_Exercise brief_
Find each line holding "those" and copy it out.

Dataset items:
--------
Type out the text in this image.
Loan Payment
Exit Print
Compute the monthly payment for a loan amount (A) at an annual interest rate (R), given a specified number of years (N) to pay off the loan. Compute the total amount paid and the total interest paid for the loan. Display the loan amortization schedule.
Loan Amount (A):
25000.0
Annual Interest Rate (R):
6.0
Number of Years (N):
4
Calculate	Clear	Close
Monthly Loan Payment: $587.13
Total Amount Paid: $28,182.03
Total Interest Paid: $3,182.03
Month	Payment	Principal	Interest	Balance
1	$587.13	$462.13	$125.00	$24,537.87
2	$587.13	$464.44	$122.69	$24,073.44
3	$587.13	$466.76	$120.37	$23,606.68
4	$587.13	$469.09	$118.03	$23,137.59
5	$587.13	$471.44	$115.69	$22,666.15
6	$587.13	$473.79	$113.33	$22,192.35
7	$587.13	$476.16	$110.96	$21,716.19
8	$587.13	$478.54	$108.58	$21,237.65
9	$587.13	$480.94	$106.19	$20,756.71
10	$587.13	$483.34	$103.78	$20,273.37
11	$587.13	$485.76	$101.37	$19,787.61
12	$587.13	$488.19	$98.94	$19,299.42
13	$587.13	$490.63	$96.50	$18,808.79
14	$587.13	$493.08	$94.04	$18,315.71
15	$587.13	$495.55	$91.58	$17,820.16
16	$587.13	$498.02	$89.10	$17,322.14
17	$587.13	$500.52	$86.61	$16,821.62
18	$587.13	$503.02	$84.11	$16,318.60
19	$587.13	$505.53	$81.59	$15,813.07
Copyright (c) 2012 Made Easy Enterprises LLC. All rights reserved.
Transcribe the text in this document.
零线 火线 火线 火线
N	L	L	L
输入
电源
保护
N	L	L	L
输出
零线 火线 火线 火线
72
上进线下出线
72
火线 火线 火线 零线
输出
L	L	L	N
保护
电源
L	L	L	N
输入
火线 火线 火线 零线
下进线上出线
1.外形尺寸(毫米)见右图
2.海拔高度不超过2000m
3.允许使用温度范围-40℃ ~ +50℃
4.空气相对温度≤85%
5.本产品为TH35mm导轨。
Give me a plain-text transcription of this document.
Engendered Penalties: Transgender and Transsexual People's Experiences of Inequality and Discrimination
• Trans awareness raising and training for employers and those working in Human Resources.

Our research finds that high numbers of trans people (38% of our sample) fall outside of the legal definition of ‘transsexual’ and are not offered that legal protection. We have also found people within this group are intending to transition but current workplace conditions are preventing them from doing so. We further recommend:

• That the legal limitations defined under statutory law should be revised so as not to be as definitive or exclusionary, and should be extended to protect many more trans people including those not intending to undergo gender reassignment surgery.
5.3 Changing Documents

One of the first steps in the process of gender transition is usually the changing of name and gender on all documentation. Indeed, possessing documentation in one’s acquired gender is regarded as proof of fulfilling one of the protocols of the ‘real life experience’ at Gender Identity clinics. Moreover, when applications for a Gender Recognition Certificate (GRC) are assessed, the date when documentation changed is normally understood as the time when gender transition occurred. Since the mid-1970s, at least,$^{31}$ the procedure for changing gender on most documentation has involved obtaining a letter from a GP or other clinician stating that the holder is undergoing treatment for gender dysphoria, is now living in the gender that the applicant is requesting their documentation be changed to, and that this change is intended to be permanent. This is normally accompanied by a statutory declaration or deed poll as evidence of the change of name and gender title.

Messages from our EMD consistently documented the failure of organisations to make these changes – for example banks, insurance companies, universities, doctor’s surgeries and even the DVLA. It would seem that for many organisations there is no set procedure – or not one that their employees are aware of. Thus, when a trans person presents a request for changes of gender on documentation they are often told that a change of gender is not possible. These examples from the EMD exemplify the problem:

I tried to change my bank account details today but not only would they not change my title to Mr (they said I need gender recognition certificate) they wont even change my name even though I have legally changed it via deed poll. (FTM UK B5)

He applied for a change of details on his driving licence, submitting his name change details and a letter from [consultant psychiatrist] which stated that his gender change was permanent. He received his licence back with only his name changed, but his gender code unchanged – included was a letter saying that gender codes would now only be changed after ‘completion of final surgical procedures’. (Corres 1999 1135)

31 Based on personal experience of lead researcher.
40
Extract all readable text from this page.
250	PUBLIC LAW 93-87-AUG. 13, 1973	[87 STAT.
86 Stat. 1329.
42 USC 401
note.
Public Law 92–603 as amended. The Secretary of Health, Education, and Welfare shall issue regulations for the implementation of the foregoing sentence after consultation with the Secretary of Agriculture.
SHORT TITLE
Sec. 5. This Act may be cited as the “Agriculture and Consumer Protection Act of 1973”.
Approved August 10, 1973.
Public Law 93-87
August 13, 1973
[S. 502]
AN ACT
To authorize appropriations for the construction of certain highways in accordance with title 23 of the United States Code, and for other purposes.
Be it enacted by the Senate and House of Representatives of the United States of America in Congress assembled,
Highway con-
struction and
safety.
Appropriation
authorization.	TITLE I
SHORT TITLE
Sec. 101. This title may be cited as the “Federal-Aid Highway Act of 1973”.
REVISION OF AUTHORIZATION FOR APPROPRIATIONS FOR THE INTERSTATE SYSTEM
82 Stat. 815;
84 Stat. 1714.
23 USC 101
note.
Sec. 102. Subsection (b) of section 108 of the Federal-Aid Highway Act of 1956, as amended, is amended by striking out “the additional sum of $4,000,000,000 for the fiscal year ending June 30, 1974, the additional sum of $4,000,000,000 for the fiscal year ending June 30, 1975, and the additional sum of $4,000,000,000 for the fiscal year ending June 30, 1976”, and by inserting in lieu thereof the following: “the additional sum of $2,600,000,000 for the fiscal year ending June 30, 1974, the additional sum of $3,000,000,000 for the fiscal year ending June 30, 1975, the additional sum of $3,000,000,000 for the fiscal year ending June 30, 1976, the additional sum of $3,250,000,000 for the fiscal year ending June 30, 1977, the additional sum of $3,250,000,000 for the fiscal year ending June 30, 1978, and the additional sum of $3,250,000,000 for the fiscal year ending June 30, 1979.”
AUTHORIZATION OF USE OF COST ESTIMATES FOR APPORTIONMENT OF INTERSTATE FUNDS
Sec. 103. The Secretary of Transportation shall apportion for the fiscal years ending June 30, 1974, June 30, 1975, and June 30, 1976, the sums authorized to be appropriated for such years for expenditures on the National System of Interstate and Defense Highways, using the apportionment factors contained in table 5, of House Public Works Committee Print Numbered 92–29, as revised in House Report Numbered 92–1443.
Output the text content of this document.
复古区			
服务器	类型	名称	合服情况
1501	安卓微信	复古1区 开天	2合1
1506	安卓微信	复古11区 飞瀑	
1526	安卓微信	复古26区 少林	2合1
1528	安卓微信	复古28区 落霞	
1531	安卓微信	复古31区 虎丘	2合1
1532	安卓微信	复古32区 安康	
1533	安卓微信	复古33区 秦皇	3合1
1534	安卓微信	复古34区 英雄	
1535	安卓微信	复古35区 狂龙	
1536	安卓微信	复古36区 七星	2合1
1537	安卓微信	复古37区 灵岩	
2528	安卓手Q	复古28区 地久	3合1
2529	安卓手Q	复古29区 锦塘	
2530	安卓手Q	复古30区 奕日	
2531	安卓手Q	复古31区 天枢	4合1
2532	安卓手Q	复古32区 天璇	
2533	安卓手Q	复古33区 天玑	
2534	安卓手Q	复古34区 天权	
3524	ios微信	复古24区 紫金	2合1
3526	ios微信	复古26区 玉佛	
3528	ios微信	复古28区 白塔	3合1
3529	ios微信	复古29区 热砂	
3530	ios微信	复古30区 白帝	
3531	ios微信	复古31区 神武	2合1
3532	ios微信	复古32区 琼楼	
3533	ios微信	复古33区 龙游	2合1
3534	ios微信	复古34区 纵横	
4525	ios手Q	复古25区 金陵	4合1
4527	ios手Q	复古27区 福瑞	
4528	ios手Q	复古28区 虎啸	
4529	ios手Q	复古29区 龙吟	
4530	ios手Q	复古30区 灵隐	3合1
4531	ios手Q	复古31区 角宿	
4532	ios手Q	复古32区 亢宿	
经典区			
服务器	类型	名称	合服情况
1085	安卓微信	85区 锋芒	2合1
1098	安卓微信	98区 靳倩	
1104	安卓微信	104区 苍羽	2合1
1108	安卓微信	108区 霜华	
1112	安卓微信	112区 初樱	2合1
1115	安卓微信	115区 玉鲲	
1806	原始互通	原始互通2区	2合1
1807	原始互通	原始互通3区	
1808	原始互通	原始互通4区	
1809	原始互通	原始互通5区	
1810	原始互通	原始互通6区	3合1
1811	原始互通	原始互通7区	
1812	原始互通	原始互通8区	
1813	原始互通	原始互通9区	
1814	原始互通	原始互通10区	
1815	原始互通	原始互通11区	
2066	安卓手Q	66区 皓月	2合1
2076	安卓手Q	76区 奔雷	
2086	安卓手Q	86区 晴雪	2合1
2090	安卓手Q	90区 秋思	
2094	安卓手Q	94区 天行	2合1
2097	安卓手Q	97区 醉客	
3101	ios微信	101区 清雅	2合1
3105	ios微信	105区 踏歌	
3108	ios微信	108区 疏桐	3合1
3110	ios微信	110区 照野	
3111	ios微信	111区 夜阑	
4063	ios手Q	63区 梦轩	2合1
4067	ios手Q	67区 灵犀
--------
_Exercise result_
• Trans awareness raising and training for employers and those working in Human Resources.
• That the legal limitations defined under statutory law should be revised so as not to be as definitive or exclusionary, and should be extended to protect many more trans people including those not intending to undergo gender reassignment surgery.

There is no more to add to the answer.